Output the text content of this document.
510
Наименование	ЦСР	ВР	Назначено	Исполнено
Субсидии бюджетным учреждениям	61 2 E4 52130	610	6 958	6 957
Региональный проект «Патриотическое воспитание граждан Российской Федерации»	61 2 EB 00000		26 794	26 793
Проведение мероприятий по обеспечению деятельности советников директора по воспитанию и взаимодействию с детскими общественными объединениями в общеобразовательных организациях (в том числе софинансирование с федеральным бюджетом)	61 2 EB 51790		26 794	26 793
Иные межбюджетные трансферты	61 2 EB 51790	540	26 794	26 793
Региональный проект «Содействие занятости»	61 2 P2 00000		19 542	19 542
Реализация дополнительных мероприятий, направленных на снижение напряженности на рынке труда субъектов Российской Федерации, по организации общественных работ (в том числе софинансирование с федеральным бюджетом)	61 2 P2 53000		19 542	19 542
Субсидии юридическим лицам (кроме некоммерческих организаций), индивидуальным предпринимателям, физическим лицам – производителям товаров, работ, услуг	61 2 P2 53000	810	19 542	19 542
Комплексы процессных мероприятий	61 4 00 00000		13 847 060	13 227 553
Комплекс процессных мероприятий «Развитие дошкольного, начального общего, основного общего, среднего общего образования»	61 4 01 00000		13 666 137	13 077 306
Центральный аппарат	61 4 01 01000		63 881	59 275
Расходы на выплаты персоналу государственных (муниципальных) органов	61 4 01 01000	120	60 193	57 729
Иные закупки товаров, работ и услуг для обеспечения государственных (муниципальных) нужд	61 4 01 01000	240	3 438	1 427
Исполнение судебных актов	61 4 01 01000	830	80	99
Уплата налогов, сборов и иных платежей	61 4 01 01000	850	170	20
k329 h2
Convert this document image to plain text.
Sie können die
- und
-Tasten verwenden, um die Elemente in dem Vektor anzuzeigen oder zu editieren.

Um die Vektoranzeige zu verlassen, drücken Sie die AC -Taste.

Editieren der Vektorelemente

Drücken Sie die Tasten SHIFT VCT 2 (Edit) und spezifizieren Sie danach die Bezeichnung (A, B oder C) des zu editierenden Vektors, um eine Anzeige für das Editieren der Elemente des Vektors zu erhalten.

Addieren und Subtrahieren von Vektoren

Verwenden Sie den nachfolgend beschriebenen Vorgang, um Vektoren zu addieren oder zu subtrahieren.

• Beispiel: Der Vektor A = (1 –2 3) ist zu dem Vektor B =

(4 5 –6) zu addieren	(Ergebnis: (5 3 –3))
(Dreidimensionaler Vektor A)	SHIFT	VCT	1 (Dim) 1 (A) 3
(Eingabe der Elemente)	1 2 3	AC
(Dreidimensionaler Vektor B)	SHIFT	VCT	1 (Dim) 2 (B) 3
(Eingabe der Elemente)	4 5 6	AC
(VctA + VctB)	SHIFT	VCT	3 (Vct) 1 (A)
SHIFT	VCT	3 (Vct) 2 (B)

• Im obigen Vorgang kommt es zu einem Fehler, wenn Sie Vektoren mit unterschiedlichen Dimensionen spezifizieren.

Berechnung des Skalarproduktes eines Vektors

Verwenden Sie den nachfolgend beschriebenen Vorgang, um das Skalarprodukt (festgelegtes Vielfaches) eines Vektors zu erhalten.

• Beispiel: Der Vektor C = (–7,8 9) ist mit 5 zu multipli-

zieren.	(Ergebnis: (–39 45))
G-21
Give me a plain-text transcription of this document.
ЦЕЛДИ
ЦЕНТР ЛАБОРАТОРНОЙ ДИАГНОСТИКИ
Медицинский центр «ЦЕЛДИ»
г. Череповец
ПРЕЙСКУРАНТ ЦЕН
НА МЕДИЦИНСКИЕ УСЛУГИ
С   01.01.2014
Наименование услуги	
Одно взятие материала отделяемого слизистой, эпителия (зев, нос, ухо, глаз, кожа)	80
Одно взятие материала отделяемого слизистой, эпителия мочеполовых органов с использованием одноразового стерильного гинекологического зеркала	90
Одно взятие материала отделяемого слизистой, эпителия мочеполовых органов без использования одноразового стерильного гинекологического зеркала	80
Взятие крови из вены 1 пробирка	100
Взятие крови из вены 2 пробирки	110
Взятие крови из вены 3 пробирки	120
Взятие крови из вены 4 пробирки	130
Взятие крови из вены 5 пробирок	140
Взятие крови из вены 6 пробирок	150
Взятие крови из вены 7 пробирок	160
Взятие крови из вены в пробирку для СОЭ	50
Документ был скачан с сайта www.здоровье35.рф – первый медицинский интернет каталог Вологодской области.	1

# WHAT YOU SHOULD DO
Extract every line of the records above that contains the word "Иные".

# RESPONSE FOR THIS EXERCISE
Иные межбюджетные трансферты	61 2 EB 51790	540	26 794	26 793
Иные закупки товаров, работ и услуг для обеспечения государственных (муниципальных) нужд	61 4 01 01000	240	3 438	1 427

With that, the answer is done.